* [EXERCISE TASK]: Return the records that follow unaltered. Omit every picture.

* [ENTRIES SHOWN]:
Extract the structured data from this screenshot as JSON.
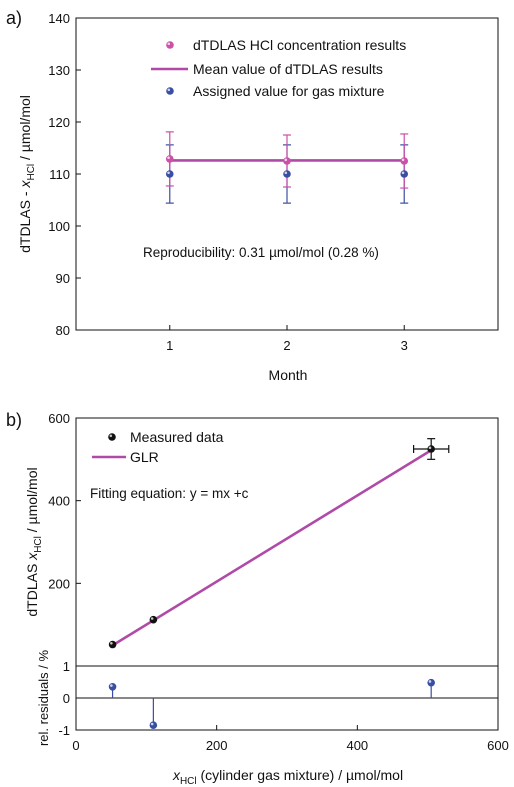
{
  "chart_data": [
    {
      "type": "scatter",
      "panel_label": "a)",
      "xlabel": "Month",
      "ylabel": "dTDLAS - xHCl / µmol/mol",
      "ylabel_parts": {
        "pre": "dTDLAS - ",
        "var": "x",
        "sub": "HCl",
        "post": " / µmol/mol"
      },
      "xlim": [
        0.2,
        3.8
      ],
      "ylim": [
        80,
        140
      ],
      "xticks": [
        1,
        2,
        3
      ],
      "yticks": [
        80,
        90,
        100,
        110,
        120,
        130,
        140
      ],
      "legend_position": "top-center",
      "series": [
        {
          "name": "dTDLAS HCl concentration results",
          "color": "#cc4fa8",
          "x": [
            1,
            2,
            3
          ],
          "y": [
            112.9,
            112.5,
            112.5
          ],
          "err": [
            5.2,
            5.0,
            5.2
          ]
        },
        {
          "name": "Mean value of dTDLAS results",
          "color": "#b04aa7",
          "kind": "line",
          "x": [
            1,
            3
          ],
          "y": [
            112.6,
            112.6
          ]
        },
        {
          "name": "Assigned value for gas mixture",
          "color": "#3a4fa3",
          "x": [
            1,
            2,
            3
          ],
          "y": [
            110.0,
            110.0,
            110.0
          ],
          "err": [
            5.6,
            5.6,
            5.6
          ]
        }
      ],
      "annotation": "Reproducibility: 0.31 µmol/mol (0.28 %)"
    },
    {
      "type": "scatter",
      "panel_label": "b)",
      "xlabel": "xHCl (cylinder gas mixture) / µmol/mol",
      "xlabel_parts": {
        "var": "x",
        "sub": "HCl",
        "post": " (cylinder gas mixture) / µmol/mol"
      },
      "ylabel": "dTDLAS xHCl / µmol/mol",
      "ylabel_parts": {
        "pre": "dTDLAS ",
        "var": "x",
        "sub": "HCl",
        "post": " / µmol/mol"
      },
      "xlim": [
        0,
        600
      ],
      "ylim": [
        0,
        600
      ],
      "xticks": [
        0,
        200,
        400,
        600
      ],
      "yticks": [
        200,
        400,
        600
      ],
      "legend_position": "top-left",
      "series": [
        {
          "name": "Measured data",
          "color": "#111111",
          "x": [
            52,
            110,
            505
          ],
          "y": [
            52,
            112,
            525
          ],
          "yerr": [
            2,
            3,
            25
          ],
          "xerr": [
            2,
            3,
            25
          ]
        },
        {
          "name": "GLR",
          "color": "#b04aa7",
          "kind": "line",
          "x": [
            52,
            505
          ],
          "y": [
            50,
            522
          ]
        }
      ],
      "annotation": "Fitting equation: y = mx +c"
    },
    {
      "type": "scatter",
      "panel_label": "",
      "ylabel": "rel. residuals / %",
      "xlim": [
        0,
        600
      ],
      "ylim": [
        -1,
        1
      ],
      "yticks": [
        -1,
        0,
        1
      ],
      "series": [
        {
          "name": "",
          "color": "#3a4fa3",
          "kind": "stem",
          "x": [
            52,
            110,
            505
          ],
          "y": [
            0.35,
            -0.85,
            0.48
          ]
        }
      ]
    }
  ]
}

* [WORKED ANSWER]:
Extract the structured data from this screenshot as JSON.
{
  "chart_data": [
    {
      "type": "scatter",
      "panel_label": "a)",
      "xlabel": "Month",
      "ylabel": "dTDLAS - xHCl / µmol/mol",
      "ylabel_parts": {
        "pre": "dTDLAS - ",
        "var": "x",
        "sub": "HCl",
        "post": " / µmol/mol"
      },
      "xlim": [
        0.2,
        3.8
      ],
      "ylim": [
        80,
        140
      ],
      "xticks": [
        1,
        2,
        3
      ],
      "yticks": [
        80,
        90,
        100,
        110,
        120,
        130,
        140
      ],
      "legend_position": "top-center",
      "series": [
        {
          "name": "dTDLAS HCl concentration results",
          "color": "#cc4fa8",
          "x": [
            1,
            2,
            3
          ],
          "y": [
            112.9,
            112.5,
            112.5
          ],
          "err": [
            5.2,
            5.0,
            5.2
          ]
        },
        {
          "name": "Mean value of dTDLAS results",
          "color": "#b04aa7",
          "kind": "line",
          "x": [
            1,
            3
          ],
          "y": [
            112.6,
            112.6
          ]
        },
        {
          "name": "Assigned value for gas mixture",
          "color": "#3a4fa3",
          "x": [
            1,
            2,
            3
          ],
          "y": [
            110.0,
            110.0,
            110.0
          ],
          "err": [
            5.6,
            5.6,
            5.6
          ]
        }
      ],
      "annotation": "Reproducibility: 0.31 µmol/mol (0.28 %)"
    },
    {
      "type": "scatter",
      "panel_label": "b)",
      "xlabel": "xHCl (cylinder gas mixture) / µmol/mol",
      "xlabel_parts": {
        "var": "x",
        "sub": "HCl",
        "post": " (cylinder gas mixture) / µmol/mol"
      },
      "ylabel": "dTDLAS xHCl / µmol/mol",
      "ylabel_parts": {
        "pre": "dTDLAS ",
        "var": "x",
        "sub": "HCl",
        "post": " / µmol/mol"
      },
      "xlim": [
        0,
        600
      ],
      "ylim": [
        0,
        600
      ],
      "xticks": [
        0,
        200,
        400,
        600
      ],
      "yticks": [
        200,
        400,
        600
      ],
      "legend_position": "top-left",
      "series": [
        {
          "name": "Measured data",
          "color": "#111111",
          "x": [
            52,
            110,
            505
          ],
          "y": [
            52,
            112,
            525
          ],
          "yerr": [
            2,
            3,
            25
          ],
          "xerr": [
            2,
            3,
            25
          ]
        },
        {
          "name": "GLR",
          "color": "#b04aa7",
          "kind": "line",
          "x": [
            52,
            505
          ],
          "y": [
            50,
            522
          ]
        }
      ],
      "annotation": "Fitting equation: y = mx +c"
    },
    {
      "type": "scatter",
      "panel_label": "",
      "ylabel": "rel. residuals / %",
      "xlim": [
        0,
        600
      ],
      "ylim": [
        -1,
        1
      ],
      "yticks": [
        -1,
        0,
        1
      ],
      "series": [
        {
          "name": "",
          "color": "#3a4fa3",
          "kind": "stem",
          "x": [
            52,
            110,
            505
          ],
          "y": [
            0.35,
            -0.85,
            0.48
          ]
        }
      ]
    }
  ]
}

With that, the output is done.